───── EXCERPT TO READ ─────

I work on a language project that uses LLVM as a back-end. My primary target is Windows, and one of my many goals is to provide a first-class debugging experience for Windows developers. One thing that I ran into early is that debug support (i.e. from Visual Studio, WinDbg, and other Windows-centric debuggers) relies heavily on PDB files, either directly or (in the case of non-Microsoft tools) via DbgHelp.dll.
PDBs have been notoriously opaque for years, but recently, with some source code released by Microsoft, it has become practical (albeit difficult and tedious!) to generate PDBs for other languages besides C/C++. I’ve begun documenting my efforts here and circulated the results on LLVM’s dev mailing list. A few people suggested that the Rust community may find the information useful.
In the spirit of sharing and collaboration, I’m curious if anyone is actively working on supporting VS/WinDbg for Rust debugging on Windows, and if so, if there’s any way my research in this area might be beneficial to those efforts.
I’m really excited to hear that you’re working on this! Having a debugging experience for Rust code in Servo and Firefox on Windows that is as good or better than the experience on Linux and macOS is really important to us.
AFAIK, the two major challenges today for Rust code are:
Name mangling on Windows is done in GNU style, not MSVC
No variable or type information
I’m not personally working on this, but I’d be happy to help support efforts (via contracting, rah-rah mails to upper management, etc.) in whatever way would assist.
WindowsBunny/retep998/Peter Atashian and Michael Woerister would probably know more about the current state of things here and any other efforts.
I can’t promise this yet, but my first forays into encoding type data suggest that name mangling may not actually be that big of a deal. It seems like (and again I need to do more work to confirm this) arbitrary strings are more or less fine in PDB data, and the mapping from mangled names to type metadata is sufficiently flexible that you don’t need to conform to a specific scheme for a debugger to show type information for function signatures etc.
There are assumptions in PDB format about how types are encoded, but they seem to be a superset of C types (plus some extra CLR stuff and whatnot floating about) so if a given language can express enough of its type system in C signatures, the debuggers will Just Work.
Again I’m still early on in encoding type/variable data so there are probably dark corners I haven’t stumbled into yet, but that’s what I’m seeing for now. For example if you respect the platform ABI for calling conventions, WinDbg at least can probe function arguments off the stack and appropriate registers, given a correct function signature in the PDB.

───── GIVEN ENTRIES ─────

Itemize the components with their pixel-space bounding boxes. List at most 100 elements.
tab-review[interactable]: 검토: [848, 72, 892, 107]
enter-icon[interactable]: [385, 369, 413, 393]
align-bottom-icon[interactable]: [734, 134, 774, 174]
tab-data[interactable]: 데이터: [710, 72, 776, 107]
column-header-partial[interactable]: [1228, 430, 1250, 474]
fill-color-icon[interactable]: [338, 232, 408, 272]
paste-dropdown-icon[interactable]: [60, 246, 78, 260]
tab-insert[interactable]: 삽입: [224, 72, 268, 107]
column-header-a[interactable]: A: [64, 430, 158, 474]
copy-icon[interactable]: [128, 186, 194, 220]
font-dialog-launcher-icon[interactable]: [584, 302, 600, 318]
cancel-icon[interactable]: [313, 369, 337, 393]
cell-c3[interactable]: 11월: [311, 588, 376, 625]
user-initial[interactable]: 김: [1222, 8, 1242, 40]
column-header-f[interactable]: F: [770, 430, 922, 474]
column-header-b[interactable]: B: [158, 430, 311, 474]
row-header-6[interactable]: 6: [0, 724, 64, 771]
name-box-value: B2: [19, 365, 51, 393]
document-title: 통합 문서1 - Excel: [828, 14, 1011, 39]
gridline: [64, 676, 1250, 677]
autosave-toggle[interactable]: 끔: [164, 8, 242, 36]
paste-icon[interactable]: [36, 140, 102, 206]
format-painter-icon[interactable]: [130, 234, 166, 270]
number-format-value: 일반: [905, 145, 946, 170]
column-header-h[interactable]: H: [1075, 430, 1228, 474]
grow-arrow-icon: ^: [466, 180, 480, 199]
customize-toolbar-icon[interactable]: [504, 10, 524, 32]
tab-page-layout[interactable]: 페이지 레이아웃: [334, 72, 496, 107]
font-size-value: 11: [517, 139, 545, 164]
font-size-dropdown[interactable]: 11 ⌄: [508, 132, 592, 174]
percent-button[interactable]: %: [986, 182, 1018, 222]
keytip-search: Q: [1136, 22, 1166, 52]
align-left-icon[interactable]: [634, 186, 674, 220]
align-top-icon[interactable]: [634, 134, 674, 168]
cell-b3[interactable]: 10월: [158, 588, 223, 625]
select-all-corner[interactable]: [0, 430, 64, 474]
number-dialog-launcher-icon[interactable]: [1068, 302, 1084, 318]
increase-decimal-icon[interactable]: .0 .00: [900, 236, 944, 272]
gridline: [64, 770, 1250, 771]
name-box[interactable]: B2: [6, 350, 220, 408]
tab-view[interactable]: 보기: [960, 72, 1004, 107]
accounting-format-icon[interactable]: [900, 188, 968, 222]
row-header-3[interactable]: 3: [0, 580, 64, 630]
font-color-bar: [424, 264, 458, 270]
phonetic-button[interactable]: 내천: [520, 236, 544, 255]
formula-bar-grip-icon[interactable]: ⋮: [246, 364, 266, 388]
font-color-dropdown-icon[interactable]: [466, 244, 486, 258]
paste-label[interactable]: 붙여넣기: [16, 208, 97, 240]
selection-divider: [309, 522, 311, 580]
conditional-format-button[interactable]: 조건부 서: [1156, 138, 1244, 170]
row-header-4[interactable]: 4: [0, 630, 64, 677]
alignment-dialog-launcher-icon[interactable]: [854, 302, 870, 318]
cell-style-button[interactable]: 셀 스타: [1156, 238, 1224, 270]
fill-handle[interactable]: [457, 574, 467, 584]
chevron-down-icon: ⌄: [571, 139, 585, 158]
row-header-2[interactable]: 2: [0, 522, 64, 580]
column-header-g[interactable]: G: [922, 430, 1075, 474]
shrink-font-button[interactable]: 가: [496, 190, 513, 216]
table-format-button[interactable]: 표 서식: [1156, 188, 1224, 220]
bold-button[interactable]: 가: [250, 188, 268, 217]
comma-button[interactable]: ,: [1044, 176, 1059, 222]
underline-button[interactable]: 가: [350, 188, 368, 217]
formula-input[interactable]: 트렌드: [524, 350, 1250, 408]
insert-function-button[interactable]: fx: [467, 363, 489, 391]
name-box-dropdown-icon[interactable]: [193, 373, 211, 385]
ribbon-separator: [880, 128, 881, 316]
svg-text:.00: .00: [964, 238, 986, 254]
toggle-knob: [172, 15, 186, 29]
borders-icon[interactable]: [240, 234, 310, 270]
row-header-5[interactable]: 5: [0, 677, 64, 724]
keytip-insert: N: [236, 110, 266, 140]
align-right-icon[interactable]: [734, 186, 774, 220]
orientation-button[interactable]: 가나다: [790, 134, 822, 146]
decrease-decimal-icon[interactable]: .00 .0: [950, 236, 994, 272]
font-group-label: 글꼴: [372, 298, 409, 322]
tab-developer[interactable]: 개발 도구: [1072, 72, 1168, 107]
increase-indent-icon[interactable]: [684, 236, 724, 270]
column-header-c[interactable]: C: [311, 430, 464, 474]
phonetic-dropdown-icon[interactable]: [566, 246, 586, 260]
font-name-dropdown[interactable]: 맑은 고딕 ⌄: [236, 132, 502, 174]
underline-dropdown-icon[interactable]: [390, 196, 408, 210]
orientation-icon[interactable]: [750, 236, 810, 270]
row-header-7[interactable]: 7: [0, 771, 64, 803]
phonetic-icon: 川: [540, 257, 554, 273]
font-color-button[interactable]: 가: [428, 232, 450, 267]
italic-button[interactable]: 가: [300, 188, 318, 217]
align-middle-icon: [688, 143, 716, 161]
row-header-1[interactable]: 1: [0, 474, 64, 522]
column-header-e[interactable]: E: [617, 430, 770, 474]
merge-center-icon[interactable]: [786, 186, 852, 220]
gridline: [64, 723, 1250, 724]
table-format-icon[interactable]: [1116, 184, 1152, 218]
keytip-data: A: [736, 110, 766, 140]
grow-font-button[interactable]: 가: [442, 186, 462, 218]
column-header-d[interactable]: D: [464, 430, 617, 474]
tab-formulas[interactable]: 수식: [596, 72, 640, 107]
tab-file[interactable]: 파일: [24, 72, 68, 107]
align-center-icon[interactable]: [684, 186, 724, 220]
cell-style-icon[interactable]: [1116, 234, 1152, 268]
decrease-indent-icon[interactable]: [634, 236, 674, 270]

─────

▸ EXERCISE TASK:
Transcribe the passage of the PDB debugging discussion that begins at the words "AFAIK, the two" and stops after "way would assist.". Nothing in the listing is needed here.

▸ SOLUTION TO THIS EXERCISE:
AFAIK, the two major challenges today for Rust code are:
Name mangling on Windows is done in GNU style, not MSVC
No variable or type information
I’m not personally working on this, but I’d be happy to help support efforts (via contracting, rah-rah mails to upper management, etc.) in whatever way would assist.